**STATED EXERCISE:**
Every entry below must appear again, exactly as written.

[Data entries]
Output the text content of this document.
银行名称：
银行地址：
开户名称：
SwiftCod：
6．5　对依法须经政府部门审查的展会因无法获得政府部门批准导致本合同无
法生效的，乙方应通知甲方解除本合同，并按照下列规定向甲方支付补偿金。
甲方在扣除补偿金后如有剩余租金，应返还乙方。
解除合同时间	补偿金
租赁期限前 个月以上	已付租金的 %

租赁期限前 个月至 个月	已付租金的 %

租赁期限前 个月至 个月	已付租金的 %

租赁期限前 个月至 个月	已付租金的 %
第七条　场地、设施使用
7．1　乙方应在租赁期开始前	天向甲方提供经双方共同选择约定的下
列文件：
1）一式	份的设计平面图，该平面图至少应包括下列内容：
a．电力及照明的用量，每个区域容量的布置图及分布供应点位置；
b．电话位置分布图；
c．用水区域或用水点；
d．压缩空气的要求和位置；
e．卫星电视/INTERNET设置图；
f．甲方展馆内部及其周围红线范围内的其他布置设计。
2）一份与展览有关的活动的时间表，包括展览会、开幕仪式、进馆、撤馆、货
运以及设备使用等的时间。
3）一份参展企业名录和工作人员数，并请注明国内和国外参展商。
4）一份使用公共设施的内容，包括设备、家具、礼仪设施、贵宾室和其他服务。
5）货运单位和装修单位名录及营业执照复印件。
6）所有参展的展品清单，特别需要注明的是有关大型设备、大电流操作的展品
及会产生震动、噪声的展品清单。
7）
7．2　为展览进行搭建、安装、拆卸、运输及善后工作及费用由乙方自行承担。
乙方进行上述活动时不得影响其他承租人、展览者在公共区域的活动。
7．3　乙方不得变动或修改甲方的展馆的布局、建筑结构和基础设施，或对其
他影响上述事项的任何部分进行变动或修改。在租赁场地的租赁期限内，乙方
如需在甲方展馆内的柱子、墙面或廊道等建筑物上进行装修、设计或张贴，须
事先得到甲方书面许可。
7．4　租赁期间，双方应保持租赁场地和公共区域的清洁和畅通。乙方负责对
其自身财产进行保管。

**SOLUTION TO THE EXERCISE:**
Output the text content of this document.
银行名称：
银行地址：
开户名称：
SwiftCod：
6．5　对依法须经政府部门审查的展会因无法获得政府部门批准导致本合同无
法生效的，乙方应通知甲方解除本合同，并按照下列规定向甲方支付补偿金。
甲方在扣除补偿金后如有剩余租金，应返还乙方。
解除合同时间	补偿金
租赁期限前 个月以上	已付租金的 %

租赁期限前 个月至 个月	已付租金的 %

租赁期限前 个月至 个月	已付租金的 %

租赁期限前 个月至 个月	已付租金的 %
第七条　场地、设施使用
7．1　乙方应在租赁期开始前	天向甲方提供经双方共同选择约定的下
列文件：
1）一式	份的设计平面图，该平面图至少应包括下列内容：
a．电力及照明的用量，每个区域容量的布置图及分布供应点位置；
b．电话位置分布图；
c．用水区域或用水点；
d．压缩空气的要求和位置；
e．卫星电视/INTERNET设置图；
f．甲方展馆内部及其周围红线范围内的其他布置设计。
2）一份与展览有关的活动的时间表，包括展览会、开幕仪式、进馆、撤馆、货
运以及设备使用等的时间。
3）一份参展企业名录和工作人员数，并请注明国内和国外参展商。
4）一份使用公共设施的内容，包括设备、家具、礼仪设施、贵宾室和其他服务。
5）货运单位和装修单位名录及营业执照复印件。
6）所有参展的展品清单，特别需要注明的是有关大型设备、大电流操作的展品
及会产生震动、噪声的展品清单。
7）
7．2　为展览进行搭建、安装、拆卸、运输及善后工作及费用由乙方自行承担。
乙方进行上述活动时不得影响其他承租人、展览者在公共区域的活动。
7．3　乙方不得变动或修改甲方的展馆的布局、建筑结构和基础设施，或对其
他影响上述事项的任何部分进行变动或修改。在租赁场地的租赁期限内，乙方
如需在甲方展馆内的柱子、墙面或廊道等建筑物上进行装修、设计或张贴，须
事先得到甲方书面许可。
7．4　租赁期间，双方应保持租赁场地和公共区域的清洁和畅通。乙方负责对
其自身财产进行保管。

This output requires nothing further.